What this task involves >>
Identify the lines containing the word "FRPP". Copy each one.

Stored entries

-=-=-

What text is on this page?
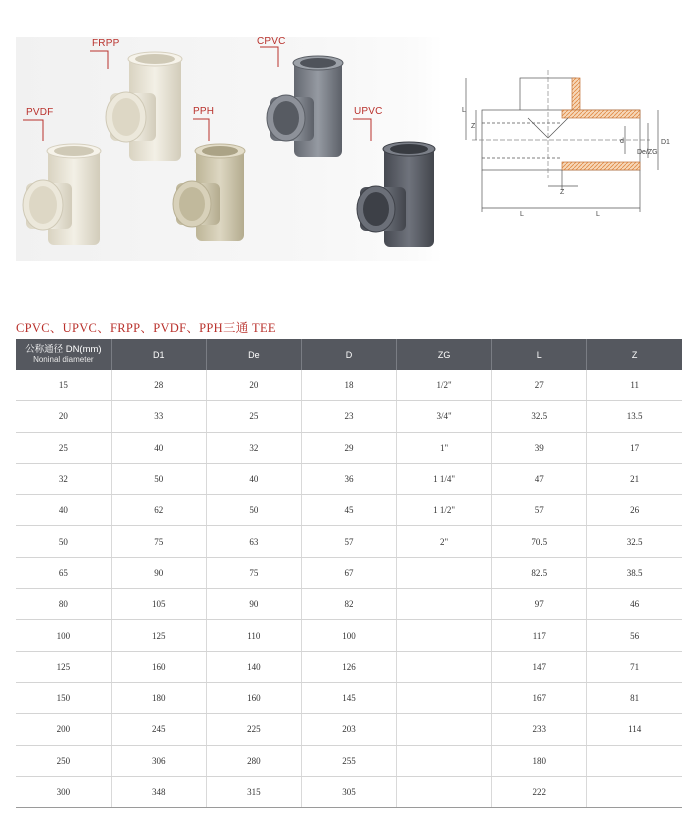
FRPP	CPVC
PVDF	PPH	UPVC	L
Z
D1
De/ZG
d
Z
L	L
CPVC、UPVC、FRPP、PVDF、PPH三通 TEE
公称通径 DN(mm)
Noninal diameter	D1	De	D	ZG	L	Z
15	28	20	18	1/2"	27	11
20	33	25	23	3/4"	32.5	13.5
25	40	32	29	1"	39	17
32	50	40	36	1 1/4"	47	21
40	62	50	45	1 1/2"	57	26
50	75	63	57	2"	70.5	32.5
65	90	75	67		82.5	38.5
80	105	90	82		97	46
100	125	110	100		117	56
125	160	140	126		147	71
150	180	160	145		167	81
200	245	225	203		233	114
250	306	280	255		180	
300	348	315	305		222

-=-=-

Exercise output >>
FRPP	CPVC
CPVC、UPVC、FRPP、PVDF、PPH三通 TEE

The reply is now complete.